▶ Document segment:
My freshman year started out just like any other; scrambling to get my books together and trying to figure out where my classes were going to be, and which absent-minded professor I was going to get saddled with for the duration of the next sixteen weeks, so I honestly never saw it coming.
But when I walked into my homeroom on the first day of class and saw my 65-year-old grandmother sitting at my desk and batting her eyelashes at my professor, I nearly hit the floor!
My dear old grandmother had been restlessly moping around the house ever since grandpa got the cancer two years ago and checked out early. Then an old friend told her about free college tuition for senior citizens aged sixty-four and over. She did some checking on the internet and discovered that Oklahoma City Community College (OCCC) allows senior citizens to audit college classes at little or no cost, on a space-available basis.
Dr. Paul Nussbaum is a neuropsychologist who has done studies on how education can delay the onset of Alzheimer’s Disease.
“Learning is a health-promoting behavior that stimulates the brain,” he stated.
These days my grandmother goes happily off to school each day, eager to learn a new painting technique or dream up a new design at OCCC. College has made my grandmother feel much younger.
If you happen to find your way over to the Fine Arts and Humanities Building and stumble across Professor Fineman’s arts and crafts sections, you’re sure to find Wanda Pierce, a 65+ college student at OCCC, covered in paint or plaster and grinning from ear to ear. Wanda worked as a teacher in the public school system most of her adult life and says that she likes learning and that you’ve “got to keep that mind going, got to keep your brain alive,” (Pierce, 2022). Wanda has taken painting, and drawing and design, and said that she has no intention of ending her quest for knowledge any time real soon, confiding that she just likes to improve a little bit every day. When I asked her what the hardest thing was about going to college, she said, “Cold weather! Some days I just want to stay in bed where it’s warm, but I am always glad that I came to class because I learn something new every day.”
According to the Kiplinger Letter, “The fastest growing segment of the American labor market is the baby boomers” (Vickers, 2015).
The baby boomers were born between the years 1946 and 1964, a direct result of war. About 72.5 million babies were born in the United States during the “boom years” of 1946-1964. The “boom years” saw America’s soldiers busy making babies before they shipped out overseas to war, and busy making babies while home on military leave, lovers taking comfort from each other in the only way that they knew how in the face of war.
Our baby boomers grew up and flooded colleges and universities across America in the sixties and seventies, spiking enrollment to three-times its size. The ranks of college campuses swelled to some twenty million students nationwide. Today the baby boomers are well into their sixties and seventies, and they are not ready for the rocking chair just yet.
“The enormous baby boomer (population) …has returned to the community colleges as older adults for additional learning opportunities.”
We are likely to experience a deluge of older students returning to college campuses across America and we should welcome every one of them with open arms.
Stephanie Miller is a Student Advisor at OCCC, and she encourages senior citizens to pay a visit to the school campus and check out all that OCCC has to offer.
“We have our writing center and our math lab that can be very helpful to students. We also have computer labs, and laptops that you can check out of the library. And don’t forget to visit our recreation and fitness center, along with our food pantry and clothes closet”, said Miller.
And if you don’t know where to start, Miller has some great advice.
“Classes that interest you the most are the classes that you’ll be successful in. If you’re able and willing, and you want to learn something new, come on in and let’s get you signed up so you can start learning.”
– Cynthia Homan, 61, is a Journalism and Broadcast student who is graduating in spring 2022.

[Dataset records]
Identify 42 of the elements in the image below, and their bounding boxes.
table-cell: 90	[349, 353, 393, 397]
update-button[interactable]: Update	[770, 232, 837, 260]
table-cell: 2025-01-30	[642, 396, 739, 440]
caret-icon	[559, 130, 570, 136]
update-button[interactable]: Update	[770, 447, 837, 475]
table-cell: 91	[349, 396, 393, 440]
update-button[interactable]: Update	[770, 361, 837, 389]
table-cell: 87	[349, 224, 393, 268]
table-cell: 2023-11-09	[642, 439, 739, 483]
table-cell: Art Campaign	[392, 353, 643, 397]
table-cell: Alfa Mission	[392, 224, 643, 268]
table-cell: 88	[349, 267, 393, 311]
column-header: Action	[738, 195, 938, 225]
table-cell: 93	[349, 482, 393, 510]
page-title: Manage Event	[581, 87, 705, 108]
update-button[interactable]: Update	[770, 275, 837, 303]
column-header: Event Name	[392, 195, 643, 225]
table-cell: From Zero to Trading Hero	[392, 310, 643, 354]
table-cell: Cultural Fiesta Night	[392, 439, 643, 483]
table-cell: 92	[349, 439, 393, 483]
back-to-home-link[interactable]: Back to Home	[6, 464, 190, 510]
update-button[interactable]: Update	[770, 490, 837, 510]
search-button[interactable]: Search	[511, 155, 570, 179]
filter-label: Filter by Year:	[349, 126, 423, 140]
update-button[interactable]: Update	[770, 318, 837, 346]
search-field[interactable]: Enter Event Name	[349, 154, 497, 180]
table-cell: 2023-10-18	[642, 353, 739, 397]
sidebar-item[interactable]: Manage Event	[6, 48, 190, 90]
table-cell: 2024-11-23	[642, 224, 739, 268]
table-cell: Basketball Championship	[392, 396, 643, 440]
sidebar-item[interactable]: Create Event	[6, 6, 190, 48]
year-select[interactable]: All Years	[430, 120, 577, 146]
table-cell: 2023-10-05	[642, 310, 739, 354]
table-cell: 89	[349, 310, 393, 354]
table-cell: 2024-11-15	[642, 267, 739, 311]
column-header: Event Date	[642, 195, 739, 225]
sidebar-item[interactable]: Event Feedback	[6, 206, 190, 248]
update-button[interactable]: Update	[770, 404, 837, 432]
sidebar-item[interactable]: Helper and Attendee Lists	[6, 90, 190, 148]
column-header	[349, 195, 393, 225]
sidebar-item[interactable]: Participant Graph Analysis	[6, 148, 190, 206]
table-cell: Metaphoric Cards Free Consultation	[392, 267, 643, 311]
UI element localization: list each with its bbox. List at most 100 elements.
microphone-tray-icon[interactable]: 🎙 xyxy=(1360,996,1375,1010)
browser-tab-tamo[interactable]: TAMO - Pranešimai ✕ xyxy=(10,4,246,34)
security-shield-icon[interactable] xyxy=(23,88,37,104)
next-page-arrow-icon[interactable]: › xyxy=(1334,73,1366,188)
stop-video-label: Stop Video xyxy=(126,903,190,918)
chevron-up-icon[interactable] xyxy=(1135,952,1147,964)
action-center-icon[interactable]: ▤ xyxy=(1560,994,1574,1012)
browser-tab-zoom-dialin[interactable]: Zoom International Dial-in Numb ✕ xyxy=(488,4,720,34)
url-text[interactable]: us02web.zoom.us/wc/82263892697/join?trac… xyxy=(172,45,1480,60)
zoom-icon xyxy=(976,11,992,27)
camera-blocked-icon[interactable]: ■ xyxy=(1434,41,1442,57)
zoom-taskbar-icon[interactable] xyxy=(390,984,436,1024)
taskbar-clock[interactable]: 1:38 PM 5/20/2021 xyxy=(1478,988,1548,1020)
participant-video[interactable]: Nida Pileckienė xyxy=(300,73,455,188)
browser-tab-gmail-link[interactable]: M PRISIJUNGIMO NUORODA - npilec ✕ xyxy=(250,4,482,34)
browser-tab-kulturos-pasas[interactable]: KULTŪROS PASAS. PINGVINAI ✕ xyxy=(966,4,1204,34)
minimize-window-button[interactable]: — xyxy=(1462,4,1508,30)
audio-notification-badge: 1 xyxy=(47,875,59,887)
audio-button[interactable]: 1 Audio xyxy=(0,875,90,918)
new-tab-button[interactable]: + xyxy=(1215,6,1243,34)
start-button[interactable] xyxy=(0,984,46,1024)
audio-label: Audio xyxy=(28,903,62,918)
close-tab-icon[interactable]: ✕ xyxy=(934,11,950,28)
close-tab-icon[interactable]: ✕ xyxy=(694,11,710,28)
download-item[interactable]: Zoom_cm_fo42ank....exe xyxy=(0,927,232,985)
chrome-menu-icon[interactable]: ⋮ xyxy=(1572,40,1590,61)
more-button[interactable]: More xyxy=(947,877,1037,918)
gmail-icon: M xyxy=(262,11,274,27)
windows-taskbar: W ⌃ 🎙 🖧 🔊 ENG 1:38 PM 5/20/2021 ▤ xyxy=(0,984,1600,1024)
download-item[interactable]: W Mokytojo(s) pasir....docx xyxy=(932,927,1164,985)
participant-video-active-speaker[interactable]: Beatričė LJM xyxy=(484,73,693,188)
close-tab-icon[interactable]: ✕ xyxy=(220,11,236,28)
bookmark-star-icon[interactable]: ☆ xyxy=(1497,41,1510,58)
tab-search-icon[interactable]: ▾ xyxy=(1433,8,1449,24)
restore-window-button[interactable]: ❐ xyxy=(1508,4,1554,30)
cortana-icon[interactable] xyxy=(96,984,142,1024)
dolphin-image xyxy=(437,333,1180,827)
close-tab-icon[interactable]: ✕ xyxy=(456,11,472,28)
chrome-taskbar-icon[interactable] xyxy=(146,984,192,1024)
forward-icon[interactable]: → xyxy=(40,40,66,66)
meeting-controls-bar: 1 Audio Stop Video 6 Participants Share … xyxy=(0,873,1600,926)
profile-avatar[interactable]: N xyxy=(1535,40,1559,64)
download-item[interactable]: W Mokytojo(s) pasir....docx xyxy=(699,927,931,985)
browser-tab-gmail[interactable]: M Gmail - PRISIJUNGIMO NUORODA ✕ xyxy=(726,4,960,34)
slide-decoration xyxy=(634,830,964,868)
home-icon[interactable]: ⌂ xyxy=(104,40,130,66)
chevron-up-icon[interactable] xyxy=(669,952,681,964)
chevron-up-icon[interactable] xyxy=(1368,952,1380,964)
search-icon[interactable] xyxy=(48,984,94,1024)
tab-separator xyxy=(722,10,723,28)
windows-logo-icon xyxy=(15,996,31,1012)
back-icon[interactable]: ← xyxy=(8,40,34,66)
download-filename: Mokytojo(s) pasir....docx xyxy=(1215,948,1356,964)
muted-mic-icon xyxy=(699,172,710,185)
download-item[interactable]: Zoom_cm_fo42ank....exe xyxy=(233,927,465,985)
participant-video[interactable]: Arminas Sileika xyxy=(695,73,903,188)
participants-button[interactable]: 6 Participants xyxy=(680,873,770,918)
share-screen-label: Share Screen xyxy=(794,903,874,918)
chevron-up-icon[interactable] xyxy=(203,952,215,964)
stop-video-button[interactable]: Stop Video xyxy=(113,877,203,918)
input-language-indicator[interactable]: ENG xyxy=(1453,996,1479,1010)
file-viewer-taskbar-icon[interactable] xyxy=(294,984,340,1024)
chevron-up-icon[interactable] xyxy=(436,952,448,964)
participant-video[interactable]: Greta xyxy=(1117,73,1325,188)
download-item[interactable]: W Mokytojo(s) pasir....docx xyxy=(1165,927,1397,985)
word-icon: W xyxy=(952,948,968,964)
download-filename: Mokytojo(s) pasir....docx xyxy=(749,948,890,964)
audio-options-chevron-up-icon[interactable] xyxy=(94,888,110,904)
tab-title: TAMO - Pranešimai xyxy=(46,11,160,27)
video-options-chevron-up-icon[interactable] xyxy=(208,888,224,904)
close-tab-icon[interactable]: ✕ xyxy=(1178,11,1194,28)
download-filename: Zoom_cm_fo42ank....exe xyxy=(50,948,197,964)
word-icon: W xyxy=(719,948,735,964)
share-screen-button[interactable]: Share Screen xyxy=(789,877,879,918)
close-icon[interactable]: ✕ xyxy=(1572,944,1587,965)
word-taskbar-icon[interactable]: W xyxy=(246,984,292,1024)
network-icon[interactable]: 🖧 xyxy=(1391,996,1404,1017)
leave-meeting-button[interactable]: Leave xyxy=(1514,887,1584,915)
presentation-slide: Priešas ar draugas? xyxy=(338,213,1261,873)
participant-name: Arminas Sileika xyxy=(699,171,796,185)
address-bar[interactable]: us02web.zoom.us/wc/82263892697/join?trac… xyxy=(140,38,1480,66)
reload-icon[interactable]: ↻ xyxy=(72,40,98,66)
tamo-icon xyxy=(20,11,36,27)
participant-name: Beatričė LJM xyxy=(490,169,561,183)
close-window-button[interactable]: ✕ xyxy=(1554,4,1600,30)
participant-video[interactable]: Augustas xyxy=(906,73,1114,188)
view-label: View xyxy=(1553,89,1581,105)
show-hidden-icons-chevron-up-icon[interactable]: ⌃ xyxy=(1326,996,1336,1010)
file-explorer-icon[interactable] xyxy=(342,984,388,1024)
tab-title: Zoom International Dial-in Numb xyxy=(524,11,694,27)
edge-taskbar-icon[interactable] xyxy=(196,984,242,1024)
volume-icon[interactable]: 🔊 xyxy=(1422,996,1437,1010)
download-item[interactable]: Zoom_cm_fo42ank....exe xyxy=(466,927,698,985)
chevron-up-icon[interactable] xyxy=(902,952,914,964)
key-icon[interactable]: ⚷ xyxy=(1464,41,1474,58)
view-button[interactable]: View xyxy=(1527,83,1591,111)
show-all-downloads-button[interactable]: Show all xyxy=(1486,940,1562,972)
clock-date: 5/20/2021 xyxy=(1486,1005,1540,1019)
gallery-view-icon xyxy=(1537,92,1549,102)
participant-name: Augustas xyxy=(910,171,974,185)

▶ Tasks and exercises:
(a) From the article on older college students, write out the passage that begins at the words "According to the" and stops after "face of war.", substituting "servicemen" for "soldiers".
(b) Answer these questions using the article on older college students:
(i) What age did the friend say senior citizens must be for free college tuition?
(ii) About how many babies were born in the United States during the "boom years"?
(iii) What did Wanda Pierce name as the hardest thing about going to college?

▶ Responses per task:
(a)
According to the Kiplinger Letter, “The fastest growing segment of the American labor market is the baby boomers” (Vickers, 2015).
The baby boomers were born between the years 1946 and 1964, a direct result of war. About 72.5 million babies were born in the United States during the “boom years” of 1946-1964. The “boom years” saw America’s servicemen busy making babies before they shipped out overseas to war, and busy making babies while home on military leave, lovers taking comfort from each other in the only way that they knew how in the face of war.

(b)
(i) Sixty-four and over.
(ii) About 72.5 million.
(iii) Cold weather.